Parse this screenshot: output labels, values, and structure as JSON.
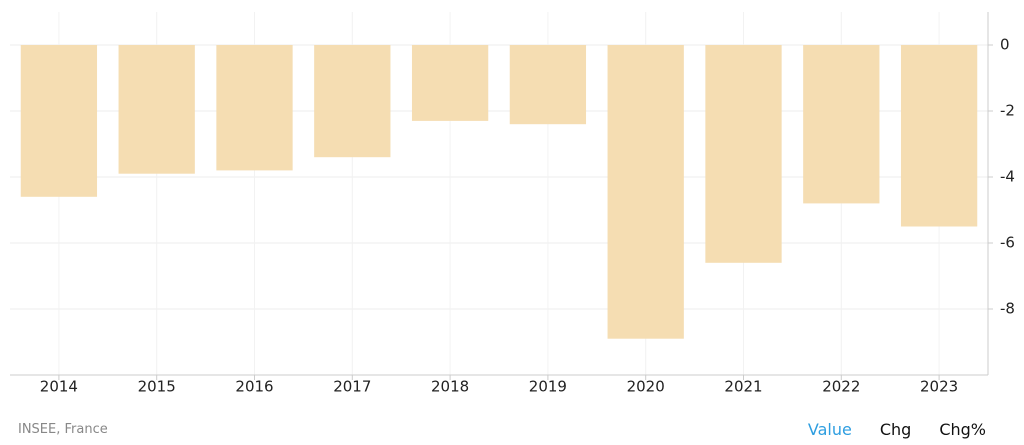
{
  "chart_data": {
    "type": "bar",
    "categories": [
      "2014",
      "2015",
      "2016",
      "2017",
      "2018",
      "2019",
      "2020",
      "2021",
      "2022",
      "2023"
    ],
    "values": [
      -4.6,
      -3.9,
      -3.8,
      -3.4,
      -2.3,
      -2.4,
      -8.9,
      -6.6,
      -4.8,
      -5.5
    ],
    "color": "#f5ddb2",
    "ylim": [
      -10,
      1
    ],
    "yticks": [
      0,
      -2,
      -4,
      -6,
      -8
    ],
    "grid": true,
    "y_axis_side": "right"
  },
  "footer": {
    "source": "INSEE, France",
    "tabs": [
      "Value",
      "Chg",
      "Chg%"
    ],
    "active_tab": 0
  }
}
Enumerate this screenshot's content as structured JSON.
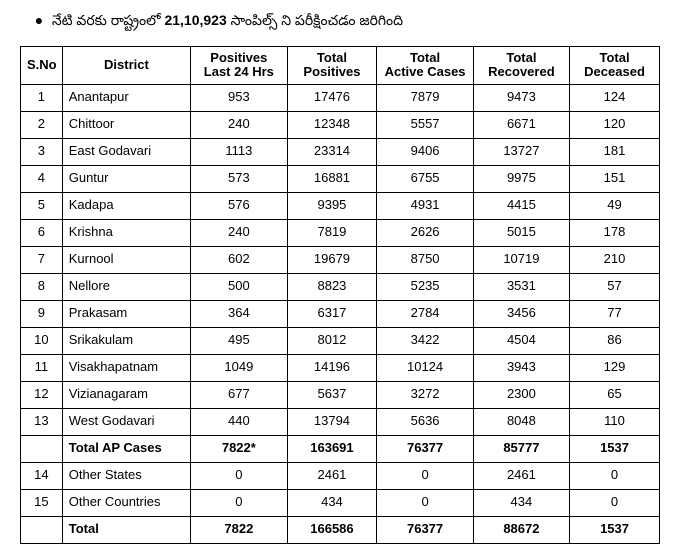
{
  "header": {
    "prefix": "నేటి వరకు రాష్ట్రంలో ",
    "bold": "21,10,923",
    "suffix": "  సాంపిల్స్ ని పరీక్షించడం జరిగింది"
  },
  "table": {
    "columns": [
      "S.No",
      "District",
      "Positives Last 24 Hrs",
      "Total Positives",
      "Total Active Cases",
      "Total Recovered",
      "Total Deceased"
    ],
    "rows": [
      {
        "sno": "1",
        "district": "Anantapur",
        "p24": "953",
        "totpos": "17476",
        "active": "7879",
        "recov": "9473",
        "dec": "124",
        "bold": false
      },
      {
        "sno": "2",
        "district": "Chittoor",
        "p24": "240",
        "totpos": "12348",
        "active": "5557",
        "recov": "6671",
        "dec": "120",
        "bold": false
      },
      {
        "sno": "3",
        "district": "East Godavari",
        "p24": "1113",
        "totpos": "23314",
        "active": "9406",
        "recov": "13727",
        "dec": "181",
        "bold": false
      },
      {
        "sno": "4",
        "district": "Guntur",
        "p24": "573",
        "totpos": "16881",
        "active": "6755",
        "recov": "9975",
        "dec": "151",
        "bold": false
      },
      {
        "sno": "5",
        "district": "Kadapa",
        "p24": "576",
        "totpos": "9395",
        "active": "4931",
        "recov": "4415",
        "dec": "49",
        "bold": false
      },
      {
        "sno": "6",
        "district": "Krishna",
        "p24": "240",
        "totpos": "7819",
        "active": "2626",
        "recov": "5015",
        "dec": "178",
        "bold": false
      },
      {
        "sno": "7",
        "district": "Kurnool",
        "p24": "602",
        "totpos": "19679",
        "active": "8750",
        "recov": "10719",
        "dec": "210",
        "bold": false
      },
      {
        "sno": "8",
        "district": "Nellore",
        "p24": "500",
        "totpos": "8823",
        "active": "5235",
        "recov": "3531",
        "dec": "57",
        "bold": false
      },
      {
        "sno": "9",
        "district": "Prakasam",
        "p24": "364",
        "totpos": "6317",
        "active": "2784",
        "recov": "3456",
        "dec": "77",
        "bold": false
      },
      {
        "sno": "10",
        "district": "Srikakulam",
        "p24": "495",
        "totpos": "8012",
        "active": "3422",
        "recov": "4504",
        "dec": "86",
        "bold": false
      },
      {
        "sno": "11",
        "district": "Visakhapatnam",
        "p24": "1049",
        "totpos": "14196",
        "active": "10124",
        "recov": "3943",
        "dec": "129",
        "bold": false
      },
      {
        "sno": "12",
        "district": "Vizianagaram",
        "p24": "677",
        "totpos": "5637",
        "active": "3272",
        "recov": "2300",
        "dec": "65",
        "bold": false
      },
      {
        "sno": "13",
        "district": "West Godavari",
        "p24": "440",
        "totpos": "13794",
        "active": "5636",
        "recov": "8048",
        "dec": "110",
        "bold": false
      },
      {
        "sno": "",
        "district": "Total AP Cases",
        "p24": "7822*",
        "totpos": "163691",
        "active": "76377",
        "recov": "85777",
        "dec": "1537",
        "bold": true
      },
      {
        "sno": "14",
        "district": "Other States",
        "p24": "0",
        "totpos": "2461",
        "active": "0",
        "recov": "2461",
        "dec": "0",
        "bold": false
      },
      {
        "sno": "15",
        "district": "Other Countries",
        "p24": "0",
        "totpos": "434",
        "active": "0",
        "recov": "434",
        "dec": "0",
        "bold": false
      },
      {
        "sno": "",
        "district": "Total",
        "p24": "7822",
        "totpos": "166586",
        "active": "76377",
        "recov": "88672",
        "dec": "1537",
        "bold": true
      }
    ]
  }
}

• [Exercise brief]
From the listing above, copy all lines holding the word "Other".

• [Answer to this task]
        "district": "Other States",
        "district": "Other Countries",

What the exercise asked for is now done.